**What you should do**:
Among the entries below, find the lines with "JSON" and copy them.
----
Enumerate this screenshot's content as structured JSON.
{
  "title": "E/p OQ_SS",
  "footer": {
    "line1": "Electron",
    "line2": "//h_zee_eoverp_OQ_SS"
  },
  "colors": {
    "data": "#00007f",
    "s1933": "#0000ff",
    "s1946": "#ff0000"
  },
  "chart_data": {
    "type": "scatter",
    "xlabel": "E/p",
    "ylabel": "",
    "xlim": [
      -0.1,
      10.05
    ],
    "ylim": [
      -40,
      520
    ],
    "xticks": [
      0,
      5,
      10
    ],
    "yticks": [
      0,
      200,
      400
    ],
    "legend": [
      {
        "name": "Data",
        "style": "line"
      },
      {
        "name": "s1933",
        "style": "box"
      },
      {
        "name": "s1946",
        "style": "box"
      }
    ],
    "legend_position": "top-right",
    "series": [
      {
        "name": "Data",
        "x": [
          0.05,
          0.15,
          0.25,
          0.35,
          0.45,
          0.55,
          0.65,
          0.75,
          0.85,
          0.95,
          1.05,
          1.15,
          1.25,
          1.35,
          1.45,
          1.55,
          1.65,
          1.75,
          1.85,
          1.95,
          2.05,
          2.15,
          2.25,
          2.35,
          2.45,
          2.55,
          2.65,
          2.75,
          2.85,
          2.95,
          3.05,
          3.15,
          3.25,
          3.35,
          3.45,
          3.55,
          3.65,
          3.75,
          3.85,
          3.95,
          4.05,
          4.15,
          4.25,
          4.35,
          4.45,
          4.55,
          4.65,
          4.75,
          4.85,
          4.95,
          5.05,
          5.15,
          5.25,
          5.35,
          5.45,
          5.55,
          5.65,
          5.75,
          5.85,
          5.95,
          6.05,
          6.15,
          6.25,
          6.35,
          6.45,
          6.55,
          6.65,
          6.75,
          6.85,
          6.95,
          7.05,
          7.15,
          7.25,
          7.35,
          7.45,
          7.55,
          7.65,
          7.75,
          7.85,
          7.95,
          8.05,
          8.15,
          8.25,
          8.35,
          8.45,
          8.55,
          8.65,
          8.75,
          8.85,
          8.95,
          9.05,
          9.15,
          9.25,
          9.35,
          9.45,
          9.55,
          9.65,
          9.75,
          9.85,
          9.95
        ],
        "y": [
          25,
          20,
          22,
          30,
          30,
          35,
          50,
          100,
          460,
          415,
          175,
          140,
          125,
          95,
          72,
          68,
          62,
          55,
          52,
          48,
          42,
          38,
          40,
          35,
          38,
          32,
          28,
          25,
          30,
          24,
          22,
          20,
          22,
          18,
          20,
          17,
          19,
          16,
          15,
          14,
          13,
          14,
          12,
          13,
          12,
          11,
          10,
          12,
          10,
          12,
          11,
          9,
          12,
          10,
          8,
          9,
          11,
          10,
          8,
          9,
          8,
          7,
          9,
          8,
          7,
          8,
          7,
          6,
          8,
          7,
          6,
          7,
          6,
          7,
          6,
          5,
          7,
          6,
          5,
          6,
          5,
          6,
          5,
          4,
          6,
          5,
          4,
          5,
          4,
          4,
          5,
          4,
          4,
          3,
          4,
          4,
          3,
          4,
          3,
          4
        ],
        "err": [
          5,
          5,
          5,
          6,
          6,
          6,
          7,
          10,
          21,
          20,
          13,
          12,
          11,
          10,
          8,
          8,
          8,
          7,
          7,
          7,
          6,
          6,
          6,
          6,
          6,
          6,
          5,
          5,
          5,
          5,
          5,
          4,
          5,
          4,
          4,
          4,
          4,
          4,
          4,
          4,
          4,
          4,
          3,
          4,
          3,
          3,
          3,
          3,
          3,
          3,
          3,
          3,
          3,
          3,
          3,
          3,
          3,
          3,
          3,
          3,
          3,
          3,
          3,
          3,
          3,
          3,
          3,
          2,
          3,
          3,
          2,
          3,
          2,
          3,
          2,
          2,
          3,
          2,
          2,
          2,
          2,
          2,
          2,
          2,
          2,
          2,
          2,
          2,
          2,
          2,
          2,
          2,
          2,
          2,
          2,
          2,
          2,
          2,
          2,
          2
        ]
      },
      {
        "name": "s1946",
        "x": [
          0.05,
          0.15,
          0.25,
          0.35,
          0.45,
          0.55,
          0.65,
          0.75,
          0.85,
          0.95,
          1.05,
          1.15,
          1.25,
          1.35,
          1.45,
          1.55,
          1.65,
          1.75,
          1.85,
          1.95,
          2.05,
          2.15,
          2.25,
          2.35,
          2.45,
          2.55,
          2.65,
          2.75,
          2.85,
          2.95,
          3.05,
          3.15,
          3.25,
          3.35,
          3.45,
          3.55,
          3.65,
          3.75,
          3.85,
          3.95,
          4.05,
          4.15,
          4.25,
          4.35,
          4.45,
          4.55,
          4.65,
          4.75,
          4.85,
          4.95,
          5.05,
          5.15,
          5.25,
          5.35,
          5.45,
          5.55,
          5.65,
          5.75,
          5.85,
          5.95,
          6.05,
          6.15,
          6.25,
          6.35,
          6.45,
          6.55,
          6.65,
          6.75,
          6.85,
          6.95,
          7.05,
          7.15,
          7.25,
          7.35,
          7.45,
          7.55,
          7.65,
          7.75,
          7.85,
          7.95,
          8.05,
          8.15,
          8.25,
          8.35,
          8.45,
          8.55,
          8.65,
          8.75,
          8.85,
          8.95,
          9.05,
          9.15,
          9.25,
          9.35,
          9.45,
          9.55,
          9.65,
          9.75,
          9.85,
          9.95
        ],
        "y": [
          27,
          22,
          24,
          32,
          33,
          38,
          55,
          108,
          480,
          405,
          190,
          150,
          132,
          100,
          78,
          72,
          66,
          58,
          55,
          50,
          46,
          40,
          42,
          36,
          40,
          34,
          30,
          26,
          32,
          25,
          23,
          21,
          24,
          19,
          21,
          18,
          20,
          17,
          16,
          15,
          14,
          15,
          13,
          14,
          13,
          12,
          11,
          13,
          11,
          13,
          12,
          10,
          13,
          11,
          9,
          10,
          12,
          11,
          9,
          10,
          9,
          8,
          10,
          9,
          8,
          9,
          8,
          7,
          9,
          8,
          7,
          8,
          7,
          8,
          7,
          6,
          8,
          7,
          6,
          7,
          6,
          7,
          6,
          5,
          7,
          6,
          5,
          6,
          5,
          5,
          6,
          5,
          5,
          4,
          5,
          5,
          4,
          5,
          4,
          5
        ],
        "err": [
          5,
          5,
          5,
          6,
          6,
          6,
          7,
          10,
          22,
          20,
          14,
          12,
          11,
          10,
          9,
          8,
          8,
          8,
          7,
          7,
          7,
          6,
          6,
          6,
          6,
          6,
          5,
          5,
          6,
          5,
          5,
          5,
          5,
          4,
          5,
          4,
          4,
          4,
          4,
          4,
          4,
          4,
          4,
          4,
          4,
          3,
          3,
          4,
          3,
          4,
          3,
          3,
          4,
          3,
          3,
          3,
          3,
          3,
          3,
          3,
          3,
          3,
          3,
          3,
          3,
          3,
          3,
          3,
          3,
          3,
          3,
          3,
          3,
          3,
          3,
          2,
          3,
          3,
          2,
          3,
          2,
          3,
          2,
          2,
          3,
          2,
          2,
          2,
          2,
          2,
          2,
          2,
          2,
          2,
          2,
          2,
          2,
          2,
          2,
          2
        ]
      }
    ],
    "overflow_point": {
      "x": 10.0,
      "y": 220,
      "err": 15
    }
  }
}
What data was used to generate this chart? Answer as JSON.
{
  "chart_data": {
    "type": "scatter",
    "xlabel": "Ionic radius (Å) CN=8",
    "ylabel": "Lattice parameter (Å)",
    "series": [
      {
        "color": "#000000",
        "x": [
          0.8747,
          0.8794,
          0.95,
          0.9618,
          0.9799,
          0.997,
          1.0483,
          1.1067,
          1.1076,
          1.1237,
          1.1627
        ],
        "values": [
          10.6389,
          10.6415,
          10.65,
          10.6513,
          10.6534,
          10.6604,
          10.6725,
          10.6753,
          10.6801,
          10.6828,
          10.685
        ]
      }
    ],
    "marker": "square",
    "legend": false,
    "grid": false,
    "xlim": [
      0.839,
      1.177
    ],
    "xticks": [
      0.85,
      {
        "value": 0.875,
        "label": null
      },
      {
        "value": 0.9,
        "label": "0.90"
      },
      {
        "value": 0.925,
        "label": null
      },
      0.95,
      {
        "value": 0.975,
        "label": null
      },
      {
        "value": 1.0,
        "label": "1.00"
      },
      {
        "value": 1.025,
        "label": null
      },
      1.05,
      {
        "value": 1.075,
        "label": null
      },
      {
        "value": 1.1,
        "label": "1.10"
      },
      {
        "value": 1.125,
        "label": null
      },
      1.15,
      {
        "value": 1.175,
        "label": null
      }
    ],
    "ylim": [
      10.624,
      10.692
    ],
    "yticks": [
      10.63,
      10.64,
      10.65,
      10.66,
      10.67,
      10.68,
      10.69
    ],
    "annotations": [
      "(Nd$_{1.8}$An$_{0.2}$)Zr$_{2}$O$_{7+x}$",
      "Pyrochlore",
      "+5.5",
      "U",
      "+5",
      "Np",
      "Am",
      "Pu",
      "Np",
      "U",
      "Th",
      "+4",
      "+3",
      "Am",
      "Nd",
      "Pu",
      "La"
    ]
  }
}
----
**Reply**:
Enumerate this screenshot's content as structured JSON.
What data was used to generate this chart? Answer as JSON.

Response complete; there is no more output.